PROBLEMS AND TASKS:
1 – In the bk undo manual page, rewrite the passage starting at "To undo a bk" and ending at "patch to reapply.", changing "with care" to "cautiously".
2 – Put this sentence from the bk undo manual page into Spanish: "Only the most recent undo is saved there, i.e., the patch is overwritten each time bk undo is run."

DOCUMENT SECTION:
===============
NAME
bk undo − Undo a changeset or set of changesets
SYNOPSIS
bk undo [−fqSsv]
[−arev] [−rrev]
DESCRIPTION
The bk undo command can be used to remove any
changeset or set of changesets. There are options to select
specific changesets or all changesets after some point
(which is what bk clone −r uses).
To undo a bk pull use bk unpull.
WARNING
With one exception, the changes removed by an undo cannot be
restored. Use bk undo with care, if the data was only
present in your repository, when you undo it, it is gone for
good.
If the −s option is not present then bk undo saves a normal BitKeeper patch in BitKeeper/tmp/undo.patch. Only the most recent undo is saved there, i.e., the patch is overwritten each time bk undo is run. To restore the patch try this:
bk takepatch -vvvaf BitKeeper/tmp/undo.patch
There is a a shorthand, bk repatch, which is an alias for the above command. The bk repatch command can take an optional argument which specifies an alternate patch to reapply.
OPTIONS
−arev Remove all changesets which occurred
after rev. If rev is what you want to have be
top of trunk, use this option.
===============
RECORDS PROVIDED:

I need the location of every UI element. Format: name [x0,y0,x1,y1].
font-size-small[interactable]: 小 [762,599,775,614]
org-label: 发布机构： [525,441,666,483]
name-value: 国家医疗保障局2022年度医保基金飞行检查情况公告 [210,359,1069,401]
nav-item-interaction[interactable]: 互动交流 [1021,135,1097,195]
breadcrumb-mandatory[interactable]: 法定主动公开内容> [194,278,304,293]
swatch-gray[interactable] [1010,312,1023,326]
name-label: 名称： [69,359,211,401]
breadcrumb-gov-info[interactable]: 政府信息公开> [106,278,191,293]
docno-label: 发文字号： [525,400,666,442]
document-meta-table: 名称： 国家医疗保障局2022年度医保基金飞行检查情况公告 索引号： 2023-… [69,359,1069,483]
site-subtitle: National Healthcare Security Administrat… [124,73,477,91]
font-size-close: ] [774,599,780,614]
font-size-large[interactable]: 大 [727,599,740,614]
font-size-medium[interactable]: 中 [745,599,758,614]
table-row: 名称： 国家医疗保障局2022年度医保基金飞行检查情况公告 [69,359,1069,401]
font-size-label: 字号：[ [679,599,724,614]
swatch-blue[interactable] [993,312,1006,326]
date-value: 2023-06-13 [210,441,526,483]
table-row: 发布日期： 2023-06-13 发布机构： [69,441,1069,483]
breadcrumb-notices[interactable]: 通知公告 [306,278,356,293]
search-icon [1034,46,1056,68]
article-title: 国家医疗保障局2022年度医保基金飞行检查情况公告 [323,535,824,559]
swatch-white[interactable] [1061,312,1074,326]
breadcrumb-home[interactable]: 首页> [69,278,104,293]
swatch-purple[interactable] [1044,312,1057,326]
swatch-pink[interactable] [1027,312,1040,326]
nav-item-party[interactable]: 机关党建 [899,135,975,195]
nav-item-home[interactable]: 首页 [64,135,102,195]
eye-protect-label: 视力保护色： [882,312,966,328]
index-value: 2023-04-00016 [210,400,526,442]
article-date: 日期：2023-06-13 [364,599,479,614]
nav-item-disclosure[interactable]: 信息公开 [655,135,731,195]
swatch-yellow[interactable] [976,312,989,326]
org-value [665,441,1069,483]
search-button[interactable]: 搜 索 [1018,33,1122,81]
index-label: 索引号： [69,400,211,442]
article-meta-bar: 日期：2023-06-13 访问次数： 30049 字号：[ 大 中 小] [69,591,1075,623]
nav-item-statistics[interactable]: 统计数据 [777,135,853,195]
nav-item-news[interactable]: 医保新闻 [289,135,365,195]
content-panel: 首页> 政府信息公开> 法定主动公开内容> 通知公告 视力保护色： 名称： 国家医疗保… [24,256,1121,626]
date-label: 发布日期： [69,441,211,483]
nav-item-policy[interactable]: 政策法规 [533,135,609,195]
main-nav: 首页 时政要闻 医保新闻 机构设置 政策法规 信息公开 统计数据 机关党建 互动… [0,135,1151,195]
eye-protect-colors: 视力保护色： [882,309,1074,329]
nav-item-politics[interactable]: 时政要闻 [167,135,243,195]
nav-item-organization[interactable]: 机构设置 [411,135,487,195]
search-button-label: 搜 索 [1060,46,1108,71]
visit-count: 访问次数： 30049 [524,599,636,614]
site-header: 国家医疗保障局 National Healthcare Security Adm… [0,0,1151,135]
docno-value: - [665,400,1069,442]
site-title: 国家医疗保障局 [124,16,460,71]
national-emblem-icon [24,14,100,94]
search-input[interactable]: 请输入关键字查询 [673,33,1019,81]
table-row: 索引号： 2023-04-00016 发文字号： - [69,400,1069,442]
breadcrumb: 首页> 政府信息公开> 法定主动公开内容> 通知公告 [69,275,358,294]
===============
SOLVED PROBLEMS:
1 –
To undo a bk pull use bk unpull.
WARNING
With one exception, the changes removed by an undo cannot be
restored. Use bk undo cautiously, if the data was only
present in your repository, when you undo it, it is gone for
good.
If the −s option is not present then bk undo saves a normal BitKeeper patch in BitKeeper/tmp/undo.patch. Only the most recent undo is saved there, i.e., the patch is overwritten each time bk undo is run. To restore the patch try this:
bk takepatch -vvvaf BitKeeper/tmp/undo.patch
There is a a shorthand, bk repatch, which is an alias for the above command. The bk repatch command can take an optional argument which specifies an alternate patch to reapply.

2 – Allí solo se guarda la operación de deshacer más reciente, es decir, el parche se sobrescribe cada vez que se ejecuta bk undo.